start Supplied data
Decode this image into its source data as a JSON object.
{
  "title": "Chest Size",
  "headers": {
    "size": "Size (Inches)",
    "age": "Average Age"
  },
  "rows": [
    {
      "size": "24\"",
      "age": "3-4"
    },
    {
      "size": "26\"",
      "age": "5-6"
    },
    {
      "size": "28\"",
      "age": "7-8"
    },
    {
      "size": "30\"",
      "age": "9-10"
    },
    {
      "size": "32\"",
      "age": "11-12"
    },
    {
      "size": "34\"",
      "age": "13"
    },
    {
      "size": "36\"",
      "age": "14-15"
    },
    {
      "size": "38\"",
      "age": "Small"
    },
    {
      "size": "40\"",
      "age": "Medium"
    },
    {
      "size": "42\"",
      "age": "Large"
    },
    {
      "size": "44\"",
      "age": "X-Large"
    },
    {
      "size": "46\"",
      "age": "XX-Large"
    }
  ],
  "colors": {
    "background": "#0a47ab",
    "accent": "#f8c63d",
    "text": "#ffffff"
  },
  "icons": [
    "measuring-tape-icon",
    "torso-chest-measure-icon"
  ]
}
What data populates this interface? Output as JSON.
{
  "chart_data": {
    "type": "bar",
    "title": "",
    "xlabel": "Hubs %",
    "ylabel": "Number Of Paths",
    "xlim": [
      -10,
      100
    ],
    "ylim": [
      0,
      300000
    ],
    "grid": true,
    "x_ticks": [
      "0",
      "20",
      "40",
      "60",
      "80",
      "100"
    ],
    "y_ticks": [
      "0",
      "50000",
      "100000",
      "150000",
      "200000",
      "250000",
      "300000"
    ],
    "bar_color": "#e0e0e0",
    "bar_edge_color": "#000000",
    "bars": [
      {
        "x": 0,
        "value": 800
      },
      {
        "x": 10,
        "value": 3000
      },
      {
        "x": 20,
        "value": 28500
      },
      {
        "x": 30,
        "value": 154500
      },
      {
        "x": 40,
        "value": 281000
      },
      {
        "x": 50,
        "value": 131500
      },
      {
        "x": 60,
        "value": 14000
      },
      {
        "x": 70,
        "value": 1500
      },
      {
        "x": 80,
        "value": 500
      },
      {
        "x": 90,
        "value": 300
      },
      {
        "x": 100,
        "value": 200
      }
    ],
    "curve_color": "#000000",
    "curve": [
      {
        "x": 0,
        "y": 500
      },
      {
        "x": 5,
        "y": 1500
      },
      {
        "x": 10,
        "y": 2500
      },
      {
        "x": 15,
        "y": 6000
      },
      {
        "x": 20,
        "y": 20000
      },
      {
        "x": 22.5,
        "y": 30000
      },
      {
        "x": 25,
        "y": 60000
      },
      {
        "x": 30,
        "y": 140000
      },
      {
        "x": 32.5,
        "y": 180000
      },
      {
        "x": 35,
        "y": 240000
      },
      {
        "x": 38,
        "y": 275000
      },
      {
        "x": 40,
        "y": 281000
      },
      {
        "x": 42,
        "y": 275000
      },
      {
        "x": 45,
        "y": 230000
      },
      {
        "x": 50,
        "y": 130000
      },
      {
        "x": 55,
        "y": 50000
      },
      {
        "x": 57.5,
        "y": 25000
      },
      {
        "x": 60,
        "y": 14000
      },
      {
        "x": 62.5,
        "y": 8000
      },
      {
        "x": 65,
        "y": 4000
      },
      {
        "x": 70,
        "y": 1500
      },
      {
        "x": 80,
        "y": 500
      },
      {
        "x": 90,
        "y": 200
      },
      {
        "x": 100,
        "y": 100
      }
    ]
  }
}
end Supplied data
* Exercise task *
Reproduce each entry above exactly, keeping every word.

* Output for this task *
Decode this image into its source data as a JSON object.
{
  "title": "Chest Size",
  "headers": {
    "size": "Size (Inches)",
    "age": "Average Age"
  },
  "rows": [
    {
      "size": "24\"",
      "age": "3-4"
    },
    {
      "size": "26\"",
      "age": "5-6"
    },
    {
      "size": "28\"",
      "age": "7-8"
    },
    {
      "size": "30\"",
      "age": "9-10"
    },
    {
      "size": "32\"",
      "age": "11-12"
    },
    {
      "size": "34\"",
      "age": "13"
    },
    {
      "size": "36\"",
      "age": "14-15"
    },
    {
      "size": "38\"",
      "age": "Small"
    },
    {
      "size": "40\"",
      "age": "Medium"
    },
    {
      "size": "42\"",
      "age": "Large"
    },
    {
      "size": "44\"",
      "age": "X-Large"
    },
    {
      "size": "46\"",
      "age": "XX-Large"
    }
  ],
  "colors": {
    "background": "#0a47ab",
    "accent": "#f8c63d",
    "text": "#ffffff"
  },
  "icons": [
    "measuring-tape-icon",
    "torso-chest-measure-icon"
  ]
}
What data populates this interface? Output as JSON.
{
  "chart_data": {
    "type": "bar",
    "title": "",
    "xlabel": "Hubs %",
    "ylabel": "Number Of Paths",
    "xlim": [
      -10,
      100
    ],
    "ylim": [
      0,
      300000
    ],
    "grid": true,
    "x_ticks": [
      "0",
      "20",
      "40",
      "60",
      "80",
      "100"
    ],
    "y_ticks": [
      "0",
      "50000",
      "100000",
      "150000",
      "200000",
      "250000",
      "300000"
    ],
    "bar_color": "#e0e0e0",
    "bar_edge_color": "#000000",
    "bars": [
      {
        "x": 0,
        "value": 800
      },
      {
        "x": 10,
        "value": 3000
      },
      {
        "x": 20,
        "value": 28500
      },
      {
        "x": 30,
        "value": 154500
      },
      {
        "x": 40,
        "value": 281000
      },
      {
        "x": 50,
        "value": 131500
      },
      {
        "x": 60,
        "value": 14000
      },
      {
        "x": 70,
        "value": 1500
      },
      {
        "x": 80,
        "value": 500
      },
      {
        "x": 90,
        "value": 300
      },
      {
        "x": 100,
        "value": 200
      }
    ],
    "curve_color": "#000000",
    "curve": [
      {
        "x": 0,
        "y": 500
      },
      {
        "x": 5,
        "y": 1500
      },
      {
        "x": 10,
        "y": 2500
      },
      {
        "x": 15,
        "y": 6000
      },
      {
        "x": 20,
        "y": 20000
      },
      {
        "x": 22.5,
        "y": 30000
      },
      {
        "x": 25,
        "y": 60000
      },
      {
        "x": 30,
        "y": 140000
      },
      {
        "x": 32.5,
        "y": 180000
      },
      {
        "x": 35,
        "y": 240000
      },
      {
        "x": 38,
        "y": 275000
      },
      {
        "x": 40,
        "y": 281000
      },
      {
        "x": 42,
        "y": 275000
      },
      {
        "x": 45,
        "y": 230000
      },
      {
        "x": 50,
        "y": 130000
      },
      {
        "x": 55,
        "y": 50000
      },
      {
        "x": 57.5,
        "y": 25000
      },
      {
        "x": 60,
        "y": 14000
      },
      {
        "x": 62.5,
        "y": 8000
      },
      {
        "x": 65,
        "y": 4000
      },
      {
        "x": 70,
        "y": 1500
      },
      {
        "x": 80,
        "y": 500
      },
      {
        "x": 90,
        "y": 200
      },
      {
        "x": 100,
        "y": 100
      }
    ]
  }
}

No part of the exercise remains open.